- _OBJECTIVE_
Find each line below that contains the string "plus" and copy every such line in full.

· · · · ·

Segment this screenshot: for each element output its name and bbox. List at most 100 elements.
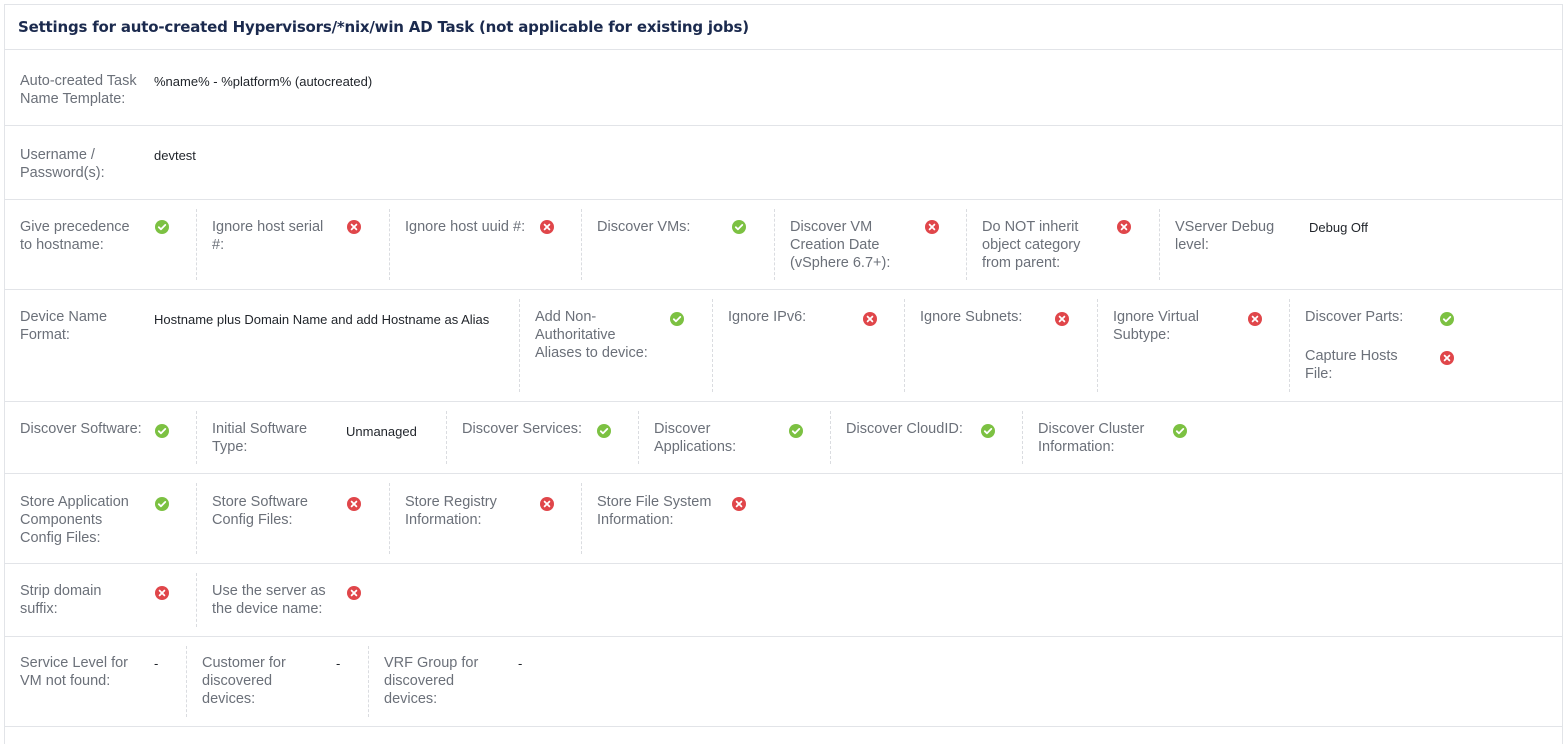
- vrf-group-label: VRF Group for discovered devices:: [384, 655, 479, 707]
- check-circle-icon: [1173, 424, 1187, 438]
- panel-title: Settings for auto-created Hypervisors/*n…: [18, 18, 749, 36]
- setting-server-as-device-name: Use the server as the device name:: [196, 564, 390, 636]
- check-circle-icon: [732, 220, 746, 234]
- setting-vm-creation-date: Discover VM Creation Date (vSphere 6.7+)…: [774, 200, 967, 289]
- setting-service-level: Service Level for VM not found: -: [5, 637, 187, 726]
- x-circle-icon: [1248, 312, 1262, 326]
- row-credentials: Username / Password(s): devtest: [5, 126, 1562, 200]
- x-circle-icon: [732, 497, 746, 511]
- check-circle-icon: [155, 497, 169, 511]
- customer-label: Customer for discovered devices:: [202, 655, 286, 707]
- server-as-device-name-label: Use the server as the device name:: [212, 583, 326, 617]
- discover-parts-label: Discover Parts:: [1305, 309, 1404, 325]
- setting-store-filesystem: Store File System Information:: [581, 474, 775, 563]
- setting-discover-cloudid: Discover CloudID:: [830, 402, 1023, 473]
- discover-applications-label: Discover Applications:: [654, 421, 737, 455]
- check-circle-icon: [155, 220, 169, 234]
- x-circle-icon: [925, 220, 939, 234]
- capture-hosts-label: Capture Hosts File:: [1305, 348, 1398, 382]
- ignore-serial-label: Ignore host serial #:: [212, 219, 324, 253]
- x-circle-icon: [347, 497, 361, 511]
- setting-discover-cluster: Discover Cluster Information:: [1022, 402, 1215, 473]
- no-inherit-category-label: Do NOT inherit object category from pare…: [982, 219, 1081, 271]
- setting-strip-domain: Strip domain suffix:: [5, 564, 197, 636]
- row-store-options: Store Application Components Config File…: [5, 474, 1562, 564]
- setting-discover-vms: Discover VMs:: [581, 200, 775, 289]
- service-level-label: Service Level for VM not found:: [20, 655, 128, 689]
- x-circle-icon: [1440, 351, 1454, 365]
- task-name-template-value: %name% - %platform% (autocreated): [154, 74, 373, 89]
- strip-domain-label: Strip domain suffix:: [20, 583, 102, 617]
- initial-software-type-label: Initial Software Type:: [212, 421, 308, 455]
- setting-ignore-uuid: Ignore host uuid #:: [389, 200, 582, 289]
- row-task-name-template: Auto-created Task Name Template: %name% …: [5, 50, 1562, 126]
- x-circle-icon: [540, 497, 554, 511]
- customer-value: -: [336, 656, 341, 671]
- setting-precedence-hostname: Give precedence to hostname:: [5, 200, 197, 289]
- discover-cluster-label: Discover Cluster Information:: [1038, 421, 1145, 455]
- check-circle-icon: [981, 424, 995, 438]
- store-software-config-label: Store Software Config Files:: [212, 494, 308, 528]
- setting-parts-and-hosts: Discover Parts: Capture Hosts File:: [1289, 290, 1560, 401]
- discover-services-label: Discover Services:: [462, 421, 583, 437]
- device-name-format-value: Hostname plus Domain Name and add Hostna…: [154, 312, 490, 327]
- task-name-template-label: Auto-created Task Name Template:: [20, 73, 137, 107]
- setting-store-registry: Store Registry Information:: [389, 474, 582, 563]
- x-circle-icon: [347, 586, 361, 600]
- row-naming-options: Strip domain suffix: Use the server as t…: [5, 564, 1562, 637]
- x-circle-icon: [1055, 312, 1069, 326]
- ignore-virtual-subtype-label: Ignore Virtual Subtype:: [1113, 309, 1199, 343]
- setting-vrf-group: VRF Group for discovered devices: -: [368, 637, 551, 726]
- row-discovery-options: Discover Software: Initial Software Type…: [5, 402, 1562, 474]
- ignore-ipv6-label: Ignore IPv6:: [728, 309, 807, 325]
- store-registry-label: Store Registry Information:: [405, 494, 497, 528]
- precedence-hostname-label: Give precedence to hostname:: [20, 219, 130, 253]
- setting-discover-services: Discover Services:: [446, 402, 637, 473]
- setting-device-name-format: Device Name Format: Hostname plus Domain…: [5, 290, 520, 401]
- discover-cloudid-label: Discover CloudID:: [846, 421, 963, 437]
- device-name-format-label: Device Name Format:: [20, 309, 108, 343]
- x-circle-icon: [1117, 220, 1131, 234]
- row-device-options: Device Name Format: Hostname plus Domain…: [5, 290, 1562, 402]
- non-authoritative-aliases-label: Add Non-Authoritative Aliases to device:: [535, 309, 648, 361]
- setting-ignore-subnets: Ignore Subnets:: [904, 290, 1098, 401]
- initial-software-type-value: Unmanaged: [346, 424, 417, 439]
- setting-ignore-ipv6: Ignore IPv6:: [712, 290, 905, 401]
- credentials-label: Username / Password(s):: [20, 147, 105, 181]
- discover-vms-label: Discover VMs:: [597, 219, 691, 235]
- x-circle-icon: [863, 312, 877, 326]
- row-assignment-options: Service Level for VM not found: - Custom…: [5, 637, 1562, 727]
- setting-non-authoritative-aliases: Add Non-Authoritative Aliases to device:: [519, 290, 713, 401]
- check-circle-icon: [155, 424, 169, 438]
- credentials-value: devtest: [154, 148, 196, 163]
- settings-panel: Settings for auto-created Hypervisors/*n…: [4, 4, 1563, 744]
- check-circle-icon: [1440, 312, 1454, 326]
- setting-discover-applications: Discover Applications:: [638, 402, 830, 473]
- store-app-config-label: Store Application Components Config File…: [20, 494, 129, 546]
- check-circle-icon: [789, 424, 803, 438]
- x-circle-icon: [540, 220, 554, 234]
- ignore-uuid-label: Ignore host uuid #:: [405, 219, 526, 235]
- setting-store-software-config: Store Software Config Files:: [196, 474, 390, 563]
- setting-initial-software-type: Initial Software Type: Unmanaged: [196, 402, 447, 473]
- setting-store-app-config: Store Application Components Config File…: [5, 474, 197, 563]
- vrf-group-value: -: [518, 656, 523, 671]
- x-circle-icon: [155, 586, 169, 600]
- setting-ignore-virtual-subtype: Ignore Virtual Subtype:: [1097, 290, 1290, 401]
- setting-ignore-serial: Ignore host serial #:: [196, 200, 390, 289]
- vserver-debug-value: Debug Off: [1309, 220, 1369, 235]
- setting-discover-software: Discover Software:: [5, 402, 197, 473]
- vm-creation-date-label: Discover VM Creation Date (vSphere 6.7+)…: [790, 219, 891, 271]
- service-level-value: -: [154, 656, 159, 671]
- ignore-subnets-label: Ignore Subnets:: [920, 309, 1023, 325]
- vserver-debug-label: VServer Debug level:: [1175, 219, 1275, 253]
- check-circle-icon: [670, 312, 684, 326]
- setting-no-inherit-category: Do NOT inherit object category from pare…: [966, 200, 1160, 289]
- discover-software-label: Discover Software:: [20, 421, 142, 437]
- setting-vserver-debug: VServer Debug level: Debug Off: [1159, 200, 1460, 289]
- setting-customer: Customer for discovered devices: -: [186, 637, 369, 726]
- check-circle-icon: [597, 424, 611, 438]
- x-circle-icon: [347, 220, 361, 234]
- row-host-options: Give precedence to hostname: Ignore host…: [5, 200, 1562, 290]
- panel-header: Settings for auto-created Hypervisors/*n…: [5, 5, 1562, 50]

· · · · ·

- _FINAL RESULT_
- device-name-format-value: Hostname plus Domain Name and add Hostna…: [154, 312, 490, 327]
- setting-device-name-format: Device Name Format: Hostname plus Domain…: [5, 290, 520, 401]
- row-device-options: Device Name Format: Hostname plus Domain…: [5, 290, 1562, 402]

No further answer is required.